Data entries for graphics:
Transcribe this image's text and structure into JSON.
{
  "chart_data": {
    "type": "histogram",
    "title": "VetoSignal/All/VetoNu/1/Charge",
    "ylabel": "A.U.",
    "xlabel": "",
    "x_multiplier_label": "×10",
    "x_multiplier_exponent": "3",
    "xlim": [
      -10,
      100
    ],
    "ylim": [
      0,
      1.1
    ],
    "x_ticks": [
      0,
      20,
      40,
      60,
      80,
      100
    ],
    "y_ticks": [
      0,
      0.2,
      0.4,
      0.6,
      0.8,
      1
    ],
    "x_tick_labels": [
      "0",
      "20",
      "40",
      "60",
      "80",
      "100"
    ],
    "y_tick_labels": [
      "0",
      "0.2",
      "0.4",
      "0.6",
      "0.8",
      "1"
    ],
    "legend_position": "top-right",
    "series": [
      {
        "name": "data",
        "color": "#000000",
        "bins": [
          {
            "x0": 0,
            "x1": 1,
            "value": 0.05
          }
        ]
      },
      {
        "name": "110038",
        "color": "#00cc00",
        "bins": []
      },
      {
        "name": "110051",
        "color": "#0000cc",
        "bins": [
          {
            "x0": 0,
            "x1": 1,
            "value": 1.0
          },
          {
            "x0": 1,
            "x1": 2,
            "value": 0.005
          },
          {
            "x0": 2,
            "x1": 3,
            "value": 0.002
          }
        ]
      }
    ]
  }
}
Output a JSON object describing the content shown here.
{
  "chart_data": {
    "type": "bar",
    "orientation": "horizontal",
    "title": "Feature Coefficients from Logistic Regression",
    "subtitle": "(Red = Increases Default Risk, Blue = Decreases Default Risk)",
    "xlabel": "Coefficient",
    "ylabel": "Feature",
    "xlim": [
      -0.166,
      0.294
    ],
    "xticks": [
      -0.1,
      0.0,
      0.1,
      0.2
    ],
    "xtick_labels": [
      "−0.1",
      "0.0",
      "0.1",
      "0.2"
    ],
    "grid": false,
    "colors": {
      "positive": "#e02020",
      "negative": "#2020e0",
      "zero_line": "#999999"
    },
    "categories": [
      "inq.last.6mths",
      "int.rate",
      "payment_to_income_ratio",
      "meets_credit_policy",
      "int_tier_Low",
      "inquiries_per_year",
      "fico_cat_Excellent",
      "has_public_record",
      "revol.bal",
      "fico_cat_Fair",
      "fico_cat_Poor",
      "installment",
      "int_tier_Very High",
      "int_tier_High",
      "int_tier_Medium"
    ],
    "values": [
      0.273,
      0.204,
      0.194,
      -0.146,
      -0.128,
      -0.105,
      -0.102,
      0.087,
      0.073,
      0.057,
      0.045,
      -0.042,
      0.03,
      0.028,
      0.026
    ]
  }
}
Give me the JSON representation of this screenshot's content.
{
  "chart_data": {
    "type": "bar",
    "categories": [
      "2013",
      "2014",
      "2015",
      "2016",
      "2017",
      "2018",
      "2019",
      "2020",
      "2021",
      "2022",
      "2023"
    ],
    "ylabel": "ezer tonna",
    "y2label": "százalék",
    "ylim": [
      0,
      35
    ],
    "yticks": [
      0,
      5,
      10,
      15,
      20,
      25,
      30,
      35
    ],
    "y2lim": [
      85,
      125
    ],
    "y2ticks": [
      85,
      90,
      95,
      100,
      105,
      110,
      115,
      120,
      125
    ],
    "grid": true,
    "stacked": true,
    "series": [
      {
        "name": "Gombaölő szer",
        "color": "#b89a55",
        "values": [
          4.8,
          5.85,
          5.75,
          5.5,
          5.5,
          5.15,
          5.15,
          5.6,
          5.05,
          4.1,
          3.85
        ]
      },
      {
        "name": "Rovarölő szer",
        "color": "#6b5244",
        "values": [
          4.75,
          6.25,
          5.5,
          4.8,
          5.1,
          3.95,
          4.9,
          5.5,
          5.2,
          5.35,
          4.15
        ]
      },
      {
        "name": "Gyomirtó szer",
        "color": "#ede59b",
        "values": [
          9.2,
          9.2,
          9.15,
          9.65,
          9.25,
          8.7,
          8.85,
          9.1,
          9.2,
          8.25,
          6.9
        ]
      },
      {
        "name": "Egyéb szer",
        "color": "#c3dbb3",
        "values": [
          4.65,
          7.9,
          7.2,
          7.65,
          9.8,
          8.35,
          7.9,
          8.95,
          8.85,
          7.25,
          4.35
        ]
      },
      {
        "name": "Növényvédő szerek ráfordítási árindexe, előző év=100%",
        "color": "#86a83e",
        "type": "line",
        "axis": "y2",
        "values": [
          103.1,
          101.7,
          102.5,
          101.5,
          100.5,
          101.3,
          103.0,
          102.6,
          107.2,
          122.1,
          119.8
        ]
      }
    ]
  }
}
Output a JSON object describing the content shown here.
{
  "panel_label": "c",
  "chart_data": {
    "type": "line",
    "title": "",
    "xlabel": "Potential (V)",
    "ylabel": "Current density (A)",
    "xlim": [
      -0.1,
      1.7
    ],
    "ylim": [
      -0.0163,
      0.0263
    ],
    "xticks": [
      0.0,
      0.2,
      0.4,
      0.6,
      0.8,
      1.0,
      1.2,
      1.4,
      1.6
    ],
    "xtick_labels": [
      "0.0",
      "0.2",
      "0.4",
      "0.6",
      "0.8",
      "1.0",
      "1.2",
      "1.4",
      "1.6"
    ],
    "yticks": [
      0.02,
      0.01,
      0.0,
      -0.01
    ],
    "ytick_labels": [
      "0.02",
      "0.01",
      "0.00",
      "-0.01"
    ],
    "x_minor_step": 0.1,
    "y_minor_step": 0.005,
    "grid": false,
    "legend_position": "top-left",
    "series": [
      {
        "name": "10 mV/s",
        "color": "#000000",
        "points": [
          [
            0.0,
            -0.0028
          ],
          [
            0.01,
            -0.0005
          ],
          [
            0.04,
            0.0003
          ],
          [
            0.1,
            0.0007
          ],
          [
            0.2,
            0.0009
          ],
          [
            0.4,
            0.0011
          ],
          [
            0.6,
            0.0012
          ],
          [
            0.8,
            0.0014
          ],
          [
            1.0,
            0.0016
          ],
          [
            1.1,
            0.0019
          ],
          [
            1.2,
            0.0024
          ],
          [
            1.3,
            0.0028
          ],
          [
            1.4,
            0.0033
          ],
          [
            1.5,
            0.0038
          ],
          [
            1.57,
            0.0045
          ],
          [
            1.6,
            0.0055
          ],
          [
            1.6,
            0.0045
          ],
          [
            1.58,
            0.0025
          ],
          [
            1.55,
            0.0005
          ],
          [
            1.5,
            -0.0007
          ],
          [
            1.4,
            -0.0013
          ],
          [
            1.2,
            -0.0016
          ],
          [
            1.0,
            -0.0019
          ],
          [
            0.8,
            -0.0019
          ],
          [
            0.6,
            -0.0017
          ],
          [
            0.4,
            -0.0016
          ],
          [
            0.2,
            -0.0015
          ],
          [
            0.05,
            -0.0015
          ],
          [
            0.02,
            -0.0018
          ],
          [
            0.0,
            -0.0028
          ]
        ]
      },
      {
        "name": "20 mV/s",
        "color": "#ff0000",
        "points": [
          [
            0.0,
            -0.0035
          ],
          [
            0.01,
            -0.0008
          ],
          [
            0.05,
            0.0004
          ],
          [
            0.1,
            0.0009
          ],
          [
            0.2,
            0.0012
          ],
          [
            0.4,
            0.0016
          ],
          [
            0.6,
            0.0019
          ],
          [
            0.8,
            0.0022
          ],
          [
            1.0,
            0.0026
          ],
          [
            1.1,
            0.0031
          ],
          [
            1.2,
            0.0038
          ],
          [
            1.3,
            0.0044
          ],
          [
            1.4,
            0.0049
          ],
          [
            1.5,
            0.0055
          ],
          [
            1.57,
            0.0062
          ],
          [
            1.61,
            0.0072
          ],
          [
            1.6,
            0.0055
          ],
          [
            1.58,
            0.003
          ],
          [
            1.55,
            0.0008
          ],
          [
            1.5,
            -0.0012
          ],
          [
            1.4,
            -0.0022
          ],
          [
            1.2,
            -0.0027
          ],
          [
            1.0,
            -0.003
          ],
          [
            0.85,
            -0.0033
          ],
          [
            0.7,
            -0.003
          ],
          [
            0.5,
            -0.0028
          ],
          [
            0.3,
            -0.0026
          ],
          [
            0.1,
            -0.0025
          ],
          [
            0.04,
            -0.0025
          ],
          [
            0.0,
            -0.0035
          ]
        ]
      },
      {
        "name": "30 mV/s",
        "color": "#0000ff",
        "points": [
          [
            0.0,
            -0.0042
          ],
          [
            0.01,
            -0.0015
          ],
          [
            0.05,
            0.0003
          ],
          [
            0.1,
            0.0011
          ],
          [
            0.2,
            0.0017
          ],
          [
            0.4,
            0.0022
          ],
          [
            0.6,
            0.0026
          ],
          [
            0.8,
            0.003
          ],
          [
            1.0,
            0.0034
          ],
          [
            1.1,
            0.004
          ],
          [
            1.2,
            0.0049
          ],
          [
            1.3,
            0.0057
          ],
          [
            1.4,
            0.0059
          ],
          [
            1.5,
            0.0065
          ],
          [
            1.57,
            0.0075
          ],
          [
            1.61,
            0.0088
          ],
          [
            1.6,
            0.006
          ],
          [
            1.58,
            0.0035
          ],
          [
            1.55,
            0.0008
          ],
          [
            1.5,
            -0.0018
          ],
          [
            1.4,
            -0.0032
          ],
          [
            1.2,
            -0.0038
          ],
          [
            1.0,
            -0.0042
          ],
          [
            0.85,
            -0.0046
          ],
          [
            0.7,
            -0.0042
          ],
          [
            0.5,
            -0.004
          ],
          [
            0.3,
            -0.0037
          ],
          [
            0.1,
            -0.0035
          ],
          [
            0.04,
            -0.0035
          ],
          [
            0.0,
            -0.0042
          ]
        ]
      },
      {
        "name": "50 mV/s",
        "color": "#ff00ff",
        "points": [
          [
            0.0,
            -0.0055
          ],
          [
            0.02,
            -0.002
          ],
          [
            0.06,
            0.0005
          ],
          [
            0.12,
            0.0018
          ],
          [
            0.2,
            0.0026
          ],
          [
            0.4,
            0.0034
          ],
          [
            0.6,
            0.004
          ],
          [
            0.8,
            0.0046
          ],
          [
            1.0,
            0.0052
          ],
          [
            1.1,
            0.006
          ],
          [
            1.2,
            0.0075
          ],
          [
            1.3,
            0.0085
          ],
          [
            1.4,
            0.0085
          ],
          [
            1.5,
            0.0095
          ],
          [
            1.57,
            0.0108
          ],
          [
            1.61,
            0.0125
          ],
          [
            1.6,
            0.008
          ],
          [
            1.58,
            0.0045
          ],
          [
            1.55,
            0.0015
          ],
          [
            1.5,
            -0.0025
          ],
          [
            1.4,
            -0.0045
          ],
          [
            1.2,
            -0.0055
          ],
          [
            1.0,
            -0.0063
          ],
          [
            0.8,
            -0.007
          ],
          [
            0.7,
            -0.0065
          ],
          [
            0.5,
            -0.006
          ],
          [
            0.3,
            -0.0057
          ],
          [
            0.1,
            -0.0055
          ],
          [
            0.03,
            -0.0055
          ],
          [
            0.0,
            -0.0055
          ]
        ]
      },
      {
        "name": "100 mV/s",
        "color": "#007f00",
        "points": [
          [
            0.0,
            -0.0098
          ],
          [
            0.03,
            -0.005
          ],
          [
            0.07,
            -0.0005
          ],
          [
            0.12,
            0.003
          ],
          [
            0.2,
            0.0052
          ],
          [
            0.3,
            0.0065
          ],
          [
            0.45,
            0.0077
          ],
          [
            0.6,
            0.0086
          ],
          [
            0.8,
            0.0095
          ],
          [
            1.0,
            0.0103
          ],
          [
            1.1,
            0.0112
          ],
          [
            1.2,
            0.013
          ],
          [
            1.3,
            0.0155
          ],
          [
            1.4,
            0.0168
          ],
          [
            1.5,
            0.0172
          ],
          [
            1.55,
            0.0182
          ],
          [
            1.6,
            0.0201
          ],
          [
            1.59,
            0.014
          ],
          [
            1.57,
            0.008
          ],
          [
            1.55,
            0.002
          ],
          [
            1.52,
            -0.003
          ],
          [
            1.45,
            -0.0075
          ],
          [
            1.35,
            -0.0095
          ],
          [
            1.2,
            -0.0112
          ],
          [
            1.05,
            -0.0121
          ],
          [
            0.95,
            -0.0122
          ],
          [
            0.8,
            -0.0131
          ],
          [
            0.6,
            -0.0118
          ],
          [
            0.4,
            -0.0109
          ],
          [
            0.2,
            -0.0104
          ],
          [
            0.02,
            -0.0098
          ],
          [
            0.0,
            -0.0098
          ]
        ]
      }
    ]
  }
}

Written request: Of the lines above, how many include the word "type"? Reply with the number alone.

Finished answer: 5